** Begin Provided data **

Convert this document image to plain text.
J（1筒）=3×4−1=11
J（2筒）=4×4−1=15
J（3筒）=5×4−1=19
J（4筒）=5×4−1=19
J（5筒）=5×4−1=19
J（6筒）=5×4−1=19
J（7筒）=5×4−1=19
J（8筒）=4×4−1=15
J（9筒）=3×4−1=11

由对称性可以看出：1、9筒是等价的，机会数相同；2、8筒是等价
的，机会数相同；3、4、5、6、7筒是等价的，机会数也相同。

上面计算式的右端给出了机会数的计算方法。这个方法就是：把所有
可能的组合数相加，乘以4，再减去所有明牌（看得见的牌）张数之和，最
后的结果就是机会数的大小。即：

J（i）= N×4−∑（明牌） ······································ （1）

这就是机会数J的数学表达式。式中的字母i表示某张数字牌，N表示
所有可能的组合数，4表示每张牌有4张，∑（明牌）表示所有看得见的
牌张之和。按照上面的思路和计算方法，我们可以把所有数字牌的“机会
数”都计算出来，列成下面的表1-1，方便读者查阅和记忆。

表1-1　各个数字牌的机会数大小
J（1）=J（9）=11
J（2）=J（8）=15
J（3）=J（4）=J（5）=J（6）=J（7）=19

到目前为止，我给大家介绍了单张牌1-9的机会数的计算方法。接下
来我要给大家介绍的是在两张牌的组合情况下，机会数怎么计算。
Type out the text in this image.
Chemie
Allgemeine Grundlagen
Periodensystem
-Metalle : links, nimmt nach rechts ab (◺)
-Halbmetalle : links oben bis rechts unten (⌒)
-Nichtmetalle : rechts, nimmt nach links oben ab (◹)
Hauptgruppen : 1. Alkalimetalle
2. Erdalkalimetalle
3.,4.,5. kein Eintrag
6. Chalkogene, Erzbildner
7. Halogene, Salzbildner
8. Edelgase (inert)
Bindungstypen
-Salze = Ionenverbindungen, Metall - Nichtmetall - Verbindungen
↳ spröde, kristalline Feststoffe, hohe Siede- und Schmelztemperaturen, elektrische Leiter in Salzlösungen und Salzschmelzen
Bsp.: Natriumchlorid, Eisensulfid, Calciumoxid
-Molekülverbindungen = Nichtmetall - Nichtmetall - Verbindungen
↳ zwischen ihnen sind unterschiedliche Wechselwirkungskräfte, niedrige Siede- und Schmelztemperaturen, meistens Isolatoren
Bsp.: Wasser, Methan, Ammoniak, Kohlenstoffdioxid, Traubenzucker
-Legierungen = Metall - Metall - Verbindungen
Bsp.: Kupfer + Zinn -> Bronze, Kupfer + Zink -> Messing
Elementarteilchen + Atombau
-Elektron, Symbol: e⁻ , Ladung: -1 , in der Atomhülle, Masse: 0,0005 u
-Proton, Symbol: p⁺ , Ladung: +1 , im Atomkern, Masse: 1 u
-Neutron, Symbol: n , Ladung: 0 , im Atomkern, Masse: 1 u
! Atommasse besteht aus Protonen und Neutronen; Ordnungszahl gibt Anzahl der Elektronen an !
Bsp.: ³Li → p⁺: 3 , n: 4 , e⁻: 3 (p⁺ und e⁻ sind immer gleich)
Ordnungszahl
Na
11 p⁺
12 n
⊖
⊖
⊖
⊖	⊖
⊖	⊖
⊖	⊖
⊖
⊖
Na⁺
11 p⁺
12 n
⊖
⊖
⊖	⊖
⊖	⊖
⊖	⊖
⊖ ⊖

** End Provided data **

» Written instruction
Count the lines in which the string "links" appears, then report only that figure.

» Full solution
3